WHAT YOU SHOULD DO:
Reproduce the records below in full and without edits, omitting images.

[Collected data]
** BEGIN **
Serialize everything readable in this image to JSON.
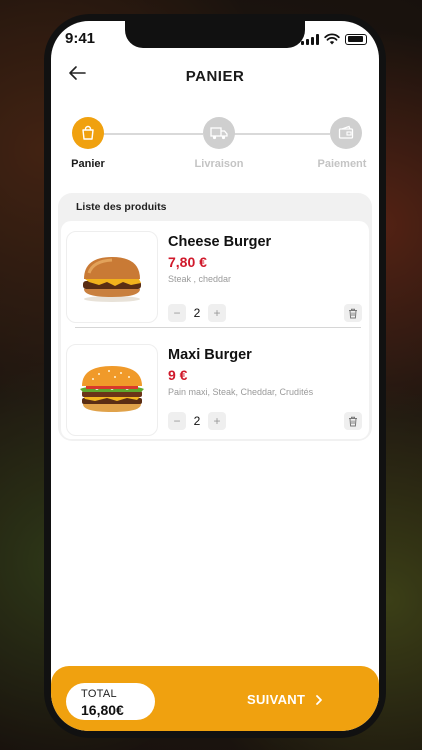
{
  "status_bar": {
    "time": "9:41"
  },
  "header": {
    "title": "PANIER"
  },
  "stepper": {
    "steps": [
      {
        "label": "Panier",
        "state": "active",
        "icon": "shopping-bag-icon"
      },
      {
        "label": "Livraison",
        "state": "inactive",
        "icon": "delivery-truck-icon"
      },
      {
        "label": "Paiement",
        "state": "inactive",
        "icon": "wallet-card-icon"
      }
    ]
  },
  "cart": {
    "title": "Liste des produits",
    "items": [
      {
        "name": "Cheese Burger",
        "price": "7,80 €",
        "description": "Steak , cheddar",
        "quantity": "2",
        "minus": "−",
        "plus": "+"
      },
      {
        "name": "Maxi Burger",
        "price": "9 €",
        "description": "Pain maxi, Steak, Cheddar, Crudités",
        "quantity": "2",
        "minus": "−",
        "plus": "+"
      }
    ]
  },
  "footer": {
    "total_label": "TOTAL",
    "total_value": "16,80€",
    "next_label": "SUIVANT"
  },
  "colors": {
    "accent": "#f0a10f",
    "price": "#d0192b"
  }
}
** END **
SOLUTION TO THE PROBLEM:
Serialize everything readable in this image to JSON.
{
  "status_bar": {
    "time": "9:41"
  },
  "header": {
    "title": "PANIER"
  },
  "stepper": {
    "steps": [
      {
        "label": "Panier",
        "state": "active",
        "icon": "shopping-bag-icon"
      },
      {
        "label": "Livraison",
        "state": "inactive",
        "icon": "delivery-truck-icon"
      },
      {
        "label": "Paiement",
        "state": "inactive",
        "icon": "wallet-card-icon"
      }
    ]
  },
  "cart": {
    "title": "Liste des produits",
    "items": [
      {
        "name": "Cheese Burger",
        "price": "7,80 €",
        "description": "Steak , cheddar",
        "quantity": "2",
        "minus": "−",
        "plus": "+"
      },
      {
        "name": "Maxi Burger",
        "price": "9 €",
        "description": "Pain maxi, Steak, Cheddar, Crudités",
        "quantity": "2",
        "minus": "−",
        "plus": "+"
      }
    ]
  },
  "footer": {
    "total_label": "TOTAL",
    "total_value": "16,80€",
    "next_label": "SUIVANT"
  },
  "colors": {
    "accent": "#f0a10f",
    "price": "#d0192b"
  }
}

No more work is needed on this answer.